> _GIVEN REQUEST_:
Transcribe every line of the records verbatim.
================
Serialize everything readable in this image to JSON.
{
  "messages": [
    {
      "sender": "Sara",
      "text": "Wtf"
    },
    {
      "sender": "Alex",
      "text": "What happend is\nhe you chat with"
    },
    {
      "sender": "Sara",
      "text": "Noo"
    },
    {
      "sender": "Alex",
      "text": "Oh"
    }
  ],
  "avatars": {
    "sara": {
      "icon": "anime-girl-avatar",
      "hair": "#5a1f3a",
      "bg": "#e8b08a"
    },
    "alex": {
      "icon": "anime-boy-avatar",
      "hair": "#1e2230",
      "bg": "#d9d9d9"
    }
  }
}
================
> _EXPECTED ANSWER_:
Serialize everything readable in this image to JSON.
{
  "messages": [
    {
      "sender": "Sara",
      "text": "Wtf"
    },
    {
      "sender": "Alex",
      "text": "What happend is\nhe you chat with"
    },
    {
      "sender": "Sara",
      "text": "Noo"
    },
    {
      "sender": "Alex",
      "text": "Oh"
    }
  ],
  "avatars": {
    "sara": {
      "icon": "anime-girl-avatar",
      "hair": "#5a1f3a",
      "bg": "#e8b08a"
    },
    "alex": {
      "icon": "anime-boy-avatar",
      "hair": "#1e2230",
      "bg": "#d9d9d9"
    }
  }
}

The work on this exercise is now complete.